REQUIREMENT:
Repeat each entry in full, exactly.

-------- DATA LINES --------

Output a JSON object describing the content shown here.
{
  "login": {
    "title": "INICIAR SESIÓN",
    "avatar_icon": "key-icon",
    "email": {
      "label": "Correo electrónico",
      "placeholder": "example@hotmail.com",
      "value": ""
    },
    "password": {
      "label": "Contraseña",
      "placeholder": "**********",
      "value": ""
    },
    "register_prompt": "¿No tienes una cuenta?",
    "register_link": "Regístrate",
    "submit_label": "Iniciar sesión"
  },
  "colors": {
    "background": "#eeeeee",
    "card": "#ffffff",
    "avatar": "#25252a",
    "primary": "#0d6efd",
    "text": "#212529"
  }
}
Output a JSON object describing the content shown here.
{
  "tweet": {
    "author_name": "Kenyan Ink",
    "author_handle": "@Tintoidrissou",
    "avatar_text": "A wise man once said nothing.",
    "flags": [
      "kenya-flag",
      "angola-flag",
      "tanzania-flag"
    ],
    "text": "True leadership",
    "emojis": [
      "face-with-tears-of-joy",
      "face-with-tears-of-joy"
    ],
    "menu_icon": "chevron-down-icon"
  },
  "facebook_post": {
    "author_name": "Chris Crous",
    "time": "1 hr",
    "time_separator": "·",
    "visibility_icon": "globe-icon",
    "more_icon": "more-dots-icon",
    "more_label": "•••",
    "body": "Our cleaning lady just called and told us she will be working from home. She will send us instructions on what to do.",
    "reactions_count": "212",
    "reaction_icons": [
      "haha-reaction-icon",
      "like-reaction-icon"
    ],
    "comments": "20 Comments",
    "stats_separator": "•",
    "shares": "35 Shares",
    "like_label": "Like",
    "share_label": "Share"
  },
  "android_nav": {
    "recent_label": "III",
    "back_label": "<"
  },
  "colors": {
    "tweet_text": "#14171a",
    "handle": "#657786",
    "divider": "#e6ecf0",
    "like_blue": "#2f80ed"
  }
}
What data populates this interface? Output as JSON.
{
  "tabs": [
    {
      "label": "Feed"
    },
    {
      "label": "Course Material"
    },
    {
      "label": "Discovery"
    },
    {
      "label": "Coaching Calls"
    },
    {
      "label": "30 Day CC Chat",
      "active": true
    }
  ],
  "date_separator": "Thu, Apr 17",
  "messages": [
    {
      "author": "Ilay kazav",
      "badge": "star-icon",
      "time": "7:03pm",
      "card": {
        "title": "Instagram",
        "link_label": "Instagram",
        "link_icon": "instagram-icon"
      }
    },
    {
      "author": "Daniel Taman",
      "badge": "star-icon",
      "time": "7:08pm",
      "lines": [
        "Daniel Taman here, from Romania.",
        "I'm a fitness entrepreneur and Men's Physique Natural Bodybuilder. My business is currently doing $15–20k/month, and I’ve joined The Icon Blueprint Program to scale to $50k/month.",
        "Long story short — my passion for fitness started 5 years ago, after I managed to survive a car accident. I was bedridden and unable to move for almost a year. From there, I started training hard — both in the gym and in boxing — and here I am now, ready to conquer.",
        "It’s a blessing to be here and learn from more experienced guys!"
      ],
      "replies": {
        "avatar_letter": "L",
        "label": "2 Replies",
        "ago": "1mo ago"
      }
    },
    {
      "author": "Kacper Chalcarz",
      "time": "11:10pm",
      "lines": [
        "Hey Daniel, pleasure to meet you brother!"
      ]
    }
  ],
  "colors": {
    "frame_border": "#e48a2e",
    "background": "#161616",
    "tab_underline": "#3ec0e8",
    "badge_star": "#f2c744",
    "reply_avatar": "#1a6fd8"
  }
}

--------

EXERCISE RESULT:
Output a JSON object describing the content shown here.
{
  "login": {
    "title": "INICIAR SESIÓN",
    "avatar_icon": "key-icon",
    "email": {
      "label": "Correo electrónico",
      "placeholder": "example@hotmail.com",
      "value": ""
    },
    "password": {
      "label": "Contraseña",
      "placeholder": "**********",
      "value": ""
    },
    "register_prompt": "¿No tienes una cuenta?",
    "register_link": "Regístrate",
    "submit_label": "Iniciar sesión"
  },
  "colors": {
    "background": "#eeeeee",
    "card": "#ffffff",
    "avatar": "#25252a",
    "primary": "#0d6efd",
    "text": "#212529"
  }
}
Output a JSON object describing the content shown here.
{
  "tweet": {
    "author_name": "Kenyan Ink",
    "author_handle": "@Tintoidrissou",
    "avatar_text": "A wise man once said nothing.",
    "flags": [
      "kenya-flag",
      "angola-flag",
      "tanzania-flag"
    ],
    "text": "True leadership",
    "emojis": [
      "face-with-tears-of-joy",
      "face-with-tears-of-joy"
    ],
    "menu_icon": "chevron-down-icon"
  },
  "facebook_post": {
    "author_name": "Chris Crous",
    "time": "1 hr",
    "time_separator": "·",
    "visibility_icon": "globe-icon",
    "more_icon": "more-dots-icon",
    "more_label": "•••",
    "body": "Our cleaning lady just called and told us she will be working from home. She will send us instructions on what to do.",
    "reactions_count": "212",
    "reaction_icons": [
      "haha-reaction-icon",
      "like-reaction-icon"
    ],
    "comments": "20 Comments",
    "stats_separator": "•",
    "shares": "35 Shares",
    "like_label": "Like",
    "share_label": "Share"
  },
  "android_nav": {
    "recent_label": "III",
    "back_label": "<"
  },
  "colors": {
    "tweet_text": "#14171a",
    "handle": "#657786",
    "divider": "#e6ecf0",
    "like_blue": "#2f80ed"
  }
}
What data populates this interface? Output as JSON.
{
  "tabs": [
    {
      "label": "Feed"
    },
    {
      "label": "Course Material"
    },
    {
      "label": "Discovery"
    },
    {
      "label": "Coaching Calls"
    },
    {
      "label": "30 Day CC Chat",
      "active": true
    }
  ],
  "date_separator": "Thu, Apr 17",
  "messages": [
    {
      "author": "Ilay kazav",
      "badge": "star-icon",
      "time": "7:03pm",
      "card": {
        "title": "Instagram",
        "link_label": "Instagram",
        "link_icon": "instagram-icon"
      }
    },
    {
      "author": "Daniel Taman",
      "badge": "star-icon",
      "time": "7:08pm",
      "lines": [
        "Daniel Taman here, from Romania.",
        "I'm a fitness entrepreneur and Men's Physique Natural Bodybuilder. My business is currently doing $15–20k/month, and I’ve joined The Icon Blueprint Program to scale to $50k/month.",
        "Long story short — my passion for fitness started 5 years ago, after I managed to survive a car accident. I was bedridden and unable to move for almost a year. From there, I started training hard — both in the gym and in boxing — and here I am now, ready to conquer.",
        "It’s a blessing to be here and learn from more experienced guys!"
      ],
      "replies": {
        "avatar_letter": "L",
        "label": "2 Replies",
        "ago": "1mo ago"
      }
    },
    {
      "author": "Kacper Chalcarz",
      "time": "11:10pm",
      "lines": [
        "Hey Daniel, pleasure to meet you brother!"
      ]
    }
  ],
  "colors": {
    "frame_border": "#e48a2e",
    "background": "#161616",
    "tab_underline": "#3ec0e8",
    "badge_star": "#f2c744",
    "reply_avatar": "#1a6fd8"
  }
}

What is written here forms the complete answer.